--- Short exercise ---
List the lines of this listing that hold the word "diverses".

--- Input ---
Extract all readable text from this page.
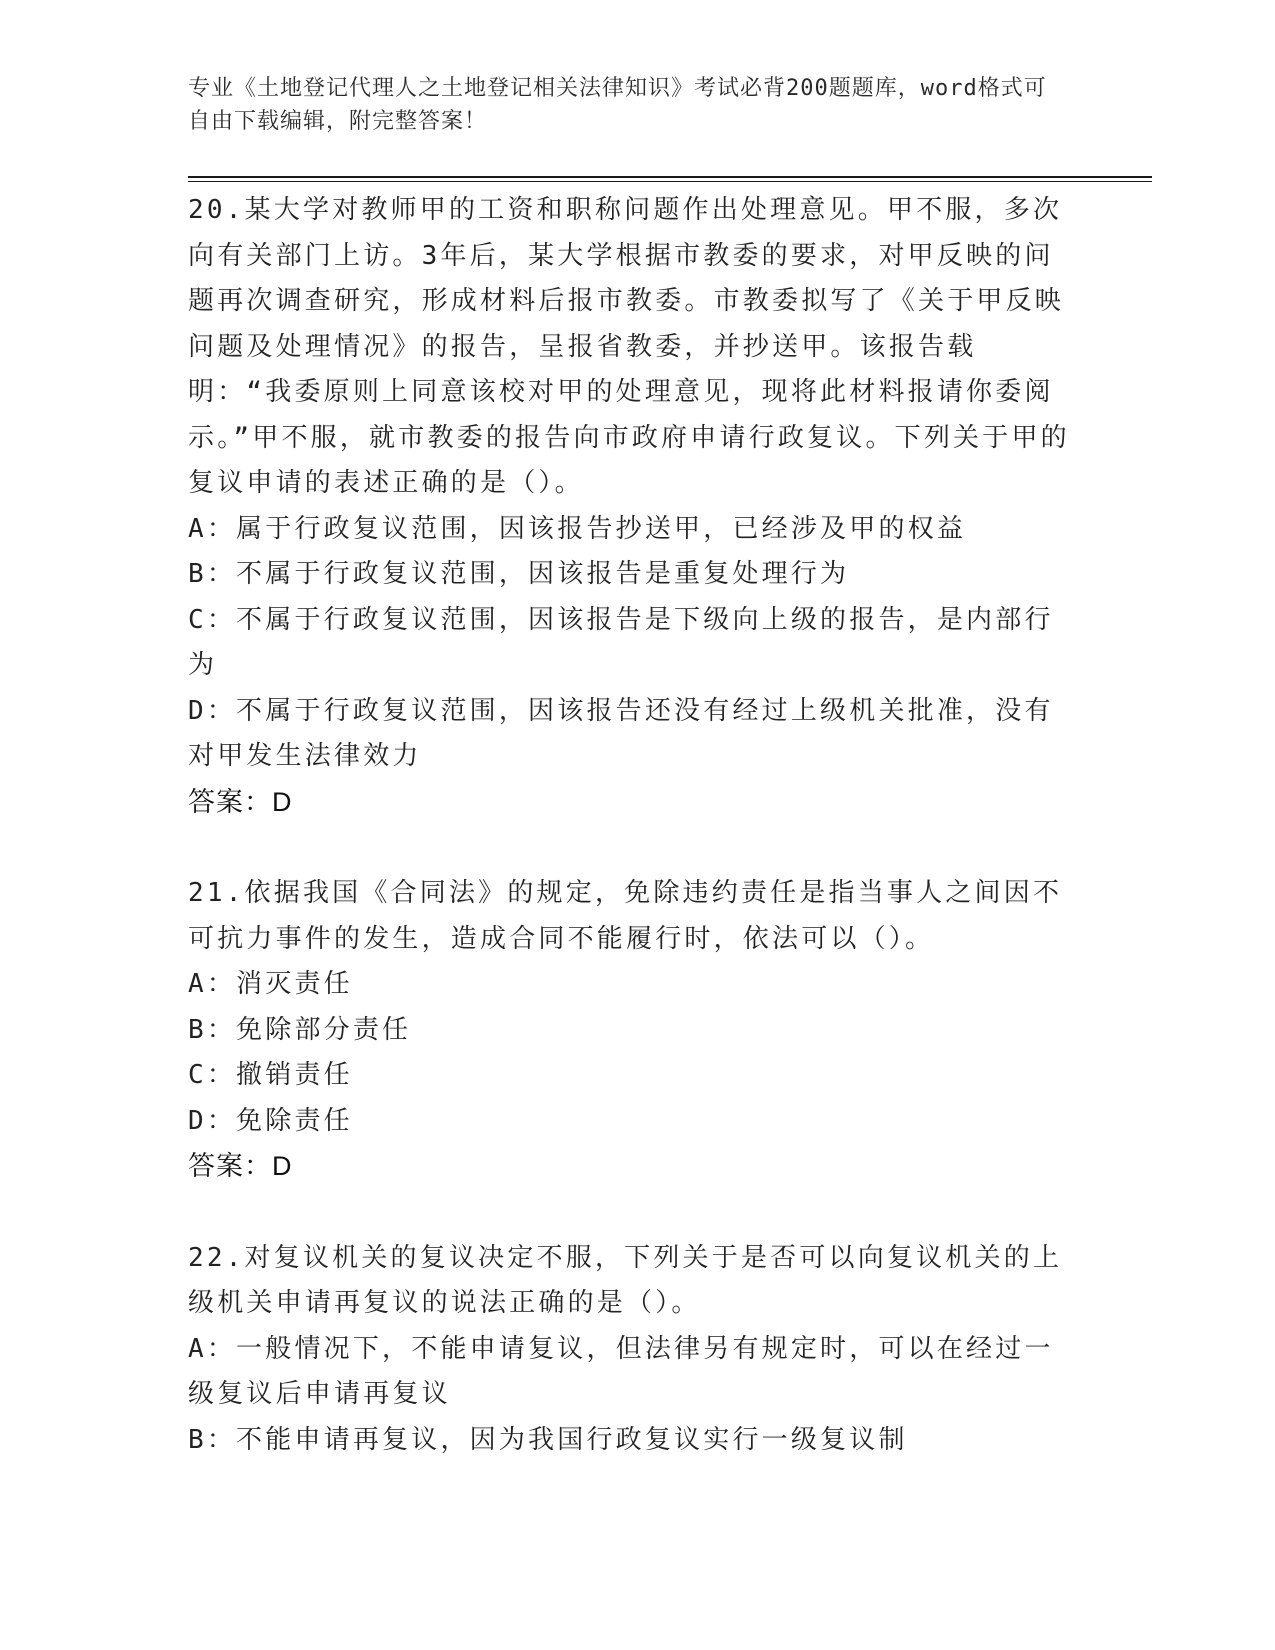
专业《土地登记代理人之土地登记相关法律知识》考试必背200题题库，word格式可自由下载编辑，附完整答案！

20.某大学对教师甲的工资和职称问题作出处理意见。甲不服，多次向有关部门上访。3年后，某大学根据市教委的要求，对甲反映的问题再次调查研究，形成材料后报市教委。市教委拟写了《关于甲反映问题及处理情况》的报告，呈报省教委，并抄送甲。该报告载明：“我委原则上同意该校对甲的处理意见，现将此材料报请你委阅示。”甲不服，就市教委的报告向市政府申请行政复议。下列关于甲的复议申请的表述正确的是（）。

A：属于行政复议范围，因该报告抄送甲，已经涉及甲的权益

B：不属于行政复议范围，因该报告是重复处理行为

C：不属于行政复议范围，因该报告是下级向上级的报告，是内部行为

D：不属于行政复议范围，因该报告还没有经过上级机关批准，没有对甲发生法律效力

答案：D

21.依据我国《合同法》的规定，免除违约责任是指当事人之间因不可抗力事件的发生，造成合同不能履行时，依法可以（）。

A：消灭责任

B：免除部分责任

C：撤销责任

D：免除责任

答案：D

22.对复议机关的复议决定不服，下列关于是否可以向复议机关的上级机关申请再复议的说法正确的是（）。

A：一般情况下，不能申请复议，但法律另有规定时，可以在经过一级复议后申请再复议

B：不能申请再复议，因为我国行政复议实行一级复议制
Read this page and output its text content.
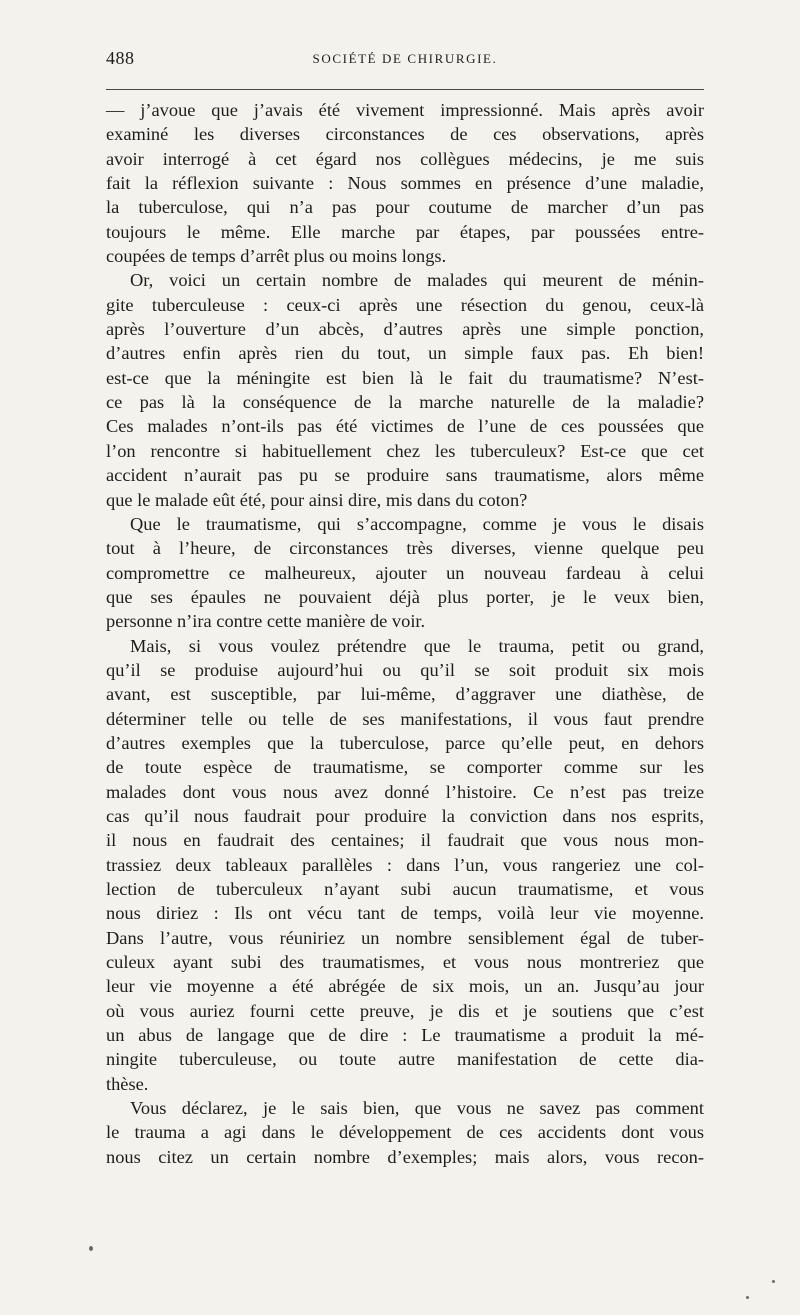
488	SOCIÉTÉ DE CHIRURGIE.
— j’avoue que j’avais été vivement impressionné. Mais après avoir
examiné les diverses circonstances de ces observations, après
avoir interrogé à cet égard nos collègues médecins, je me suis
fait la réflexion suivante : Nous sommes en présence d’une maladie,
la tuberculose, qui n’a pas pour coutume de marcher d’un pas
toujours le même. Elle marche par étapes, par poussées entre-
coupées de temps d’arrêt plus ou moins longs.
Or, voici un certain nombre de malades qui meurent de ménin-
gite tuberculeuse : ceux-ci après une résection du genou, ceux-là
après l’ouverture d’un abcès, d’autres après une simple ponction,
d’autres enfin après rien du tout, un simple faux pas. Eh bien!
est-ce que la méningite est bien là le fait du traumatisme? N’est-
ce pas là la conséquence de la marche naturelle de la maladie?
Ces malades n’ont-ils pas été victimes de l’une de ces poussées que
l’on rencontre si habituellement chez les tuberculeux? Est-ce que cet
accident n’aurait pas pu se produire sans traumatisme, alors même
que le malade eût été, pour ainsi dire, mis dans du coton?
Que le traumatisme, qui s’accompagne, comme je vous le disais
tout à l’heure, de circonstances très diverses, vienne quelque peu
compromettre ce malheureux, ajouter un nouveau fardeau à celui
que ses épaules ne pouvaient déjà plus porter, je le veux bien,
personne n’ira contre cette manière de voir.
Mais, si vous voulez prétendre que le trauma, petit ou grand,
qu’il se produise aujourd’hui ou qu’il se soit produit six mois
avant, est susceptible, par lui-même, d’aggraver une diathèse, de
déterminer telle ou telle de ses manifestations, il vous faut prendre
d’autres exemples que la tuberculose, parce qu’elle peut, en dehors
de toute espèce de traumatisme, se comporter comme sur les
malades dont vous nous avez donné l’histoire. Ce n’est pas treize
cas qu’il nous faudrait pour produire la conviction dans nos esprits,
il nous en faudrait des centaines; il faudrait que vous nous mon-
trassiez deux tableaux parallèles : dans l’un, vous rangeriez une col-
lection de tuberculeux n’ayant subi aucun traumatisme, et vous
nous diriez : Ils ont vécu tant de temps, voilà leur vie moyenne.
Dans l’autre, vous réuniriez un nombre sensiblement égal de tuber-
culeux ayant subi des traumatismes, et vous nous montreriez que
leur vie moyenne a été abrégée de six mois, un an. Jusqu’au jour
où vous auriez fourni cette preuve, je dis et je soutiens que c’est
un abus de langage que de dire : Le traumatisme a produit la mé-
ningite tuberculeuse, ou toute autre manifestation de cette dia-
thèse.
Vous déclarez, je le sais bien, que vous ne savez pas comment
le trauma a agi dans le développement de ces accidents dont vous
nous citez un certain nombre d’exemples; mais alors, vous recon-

--- Result below ---
examiné les diverses circonstances de ces observations, après
tout à l’heure, de circonstances très diverses, vienne quelque peu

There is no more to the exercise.